-- Begin --

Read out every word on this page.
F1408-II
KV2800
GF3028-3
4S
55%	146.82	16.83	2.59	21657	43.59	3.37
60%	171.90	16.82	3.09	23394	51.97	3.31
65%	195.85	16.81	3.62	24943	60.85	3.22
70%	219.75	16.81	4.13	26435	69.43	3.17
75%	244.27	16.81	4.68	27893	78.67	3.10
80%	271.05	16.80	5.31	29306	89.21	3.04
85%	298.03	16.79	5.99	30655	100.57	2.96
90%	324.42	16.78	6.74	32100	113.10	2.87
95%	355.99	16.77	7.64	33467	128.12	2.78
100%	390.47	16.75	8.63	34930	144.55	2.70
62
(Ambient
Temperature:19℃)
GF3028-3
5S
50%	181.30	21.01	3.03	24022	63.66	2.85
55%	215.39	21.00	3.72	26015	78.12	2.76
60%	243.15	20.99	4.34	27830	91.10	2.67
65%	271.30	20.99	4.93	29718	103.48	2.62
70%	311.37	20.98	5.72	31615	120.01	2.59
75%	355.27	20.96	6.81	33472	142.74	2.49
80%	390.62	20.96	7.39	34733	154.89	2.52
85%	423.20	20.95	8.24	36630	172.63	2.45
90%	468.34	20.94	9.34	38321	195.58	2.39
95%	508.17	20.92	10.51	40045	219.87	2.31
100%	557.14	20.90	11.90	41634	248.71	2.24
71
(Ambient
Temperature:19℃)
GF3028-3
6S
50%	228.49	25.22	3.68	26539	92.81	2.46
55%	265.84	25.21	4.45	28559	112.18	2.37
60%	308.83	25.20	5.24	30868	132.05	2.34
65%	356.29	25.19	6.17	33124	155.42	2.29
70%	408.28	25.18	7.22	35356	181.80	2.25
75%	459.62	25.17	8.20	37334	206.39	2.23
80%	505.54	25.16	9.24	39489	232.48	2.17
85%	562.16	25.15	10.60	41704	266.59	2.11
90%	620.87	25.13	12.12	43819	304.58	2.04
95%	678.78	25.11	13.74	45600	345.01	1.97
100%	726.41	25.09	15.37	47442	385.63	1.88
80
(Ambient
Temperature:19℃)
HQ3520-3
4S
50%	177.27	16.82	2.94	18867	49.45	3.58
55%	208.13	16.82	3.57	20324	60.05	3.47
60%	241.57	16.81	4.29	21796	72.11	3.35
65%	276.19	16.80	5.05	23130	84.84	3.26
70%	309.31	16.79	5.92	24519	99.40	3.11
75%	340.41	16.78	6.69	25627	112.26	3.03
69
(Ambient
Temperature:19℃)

-- End --

## What the task asks
Recopy the entries above in their entirety, exactly.

## Correct answer
Read out every word on this page.
F1408-II
KV2800
GF3028-3
4S
55%	146.82	16.83	2.59	21657	43.59	3.37
60%	171.90	16.82	3.09	23394	51.97	3.31
65%	195.85	16.81	3.62	24943	60.85	3.22
70%	219.75	16.81	4.13	26435	69.43	3.17
75%	244.27	16.81	4.68	27893	78.67	3.10
80%	271.05	16.80	5.31	29306	89.21	3.04
85%	298.03	16.79	5.99	30655	100.57	2.96
90%	324.42	16.78	6.74	32100	113.10	2.87
95%	355.99	16.77	7.64	33467	128.12	2.78
100%	390.47	16.75	8.63	34930	144.55	2.70
62
(Ambient
Temperature:19℃)
GF3028-3
5S
50%	181.30	21.01	3.03	24022	63.66	2.85
55%	215.39	21.00	3.72	26015	78.12	2.76
60%	243.15	20.99	4.34	27830	91.10	2.67
65%	271.30	20.99	4.93	29718	103.48	2.62
70%	311.37	20.98	5.72	31615	120.01	2.59
75%	355.27	20.96	6.81	33472	142.74	2.49
80%	390.62	20.96	7.39	34733	154.89	2.52
85%	423.20	20.95	8.24	36630	172.63	2.45
90%	468.34	20.94	9.34	38321	195.58	2.39
95%	508.17	20.92	10.51	40045	219.87	2.31
100%	557.14	20.90	11.90	41634	248.71	2.24
71
(Ambient
Temperature:19℃)
GF3028-3
6S
50%	228.49	25.22	3.68	26539	92.81	2.46
55%	265.84	25.21	4.45	28559	112.18	2.37
60%	308.83	25.20	5.24	30868	132.05	2.34
65%	356.29	25.19	6.17	33124	155.42	2.29
70%	408.28	25.18	7.22	35356	181.80	2.25
75%	459.62	25.17	8.20	37334	206.39	2.23
80%	505.54	25.16	9.24	39489	232.48	2.17
85%	562.16	25.15	10.60	41704	266.59	2.11
90%	620.87	25.13	12.12	43819	304.58	2.04
95%	678.78	25.11	13.74	45600	345.01	1.97
100%	726.41	25.09	15.37	47442	385.63	1.88
80
(Ambient
Temperature:19℃)
HQ3520-3
4S
50%	177.27	16.82	2.94	18867	49.45	3.58
55%	208.13	16.82	3.57	20324	60.05	3.47
60%	241.57	16.81	4.29	21796	72.11	3.35
65%	276.19	16.80	5.05	23130	84.84	3.26
70%	309.31	16.79	5.92	24519	99.40	3.11
75%	340.41	16.78	6.69	25627	112.26	3.03
69
(Ambient
Temperature:19℃)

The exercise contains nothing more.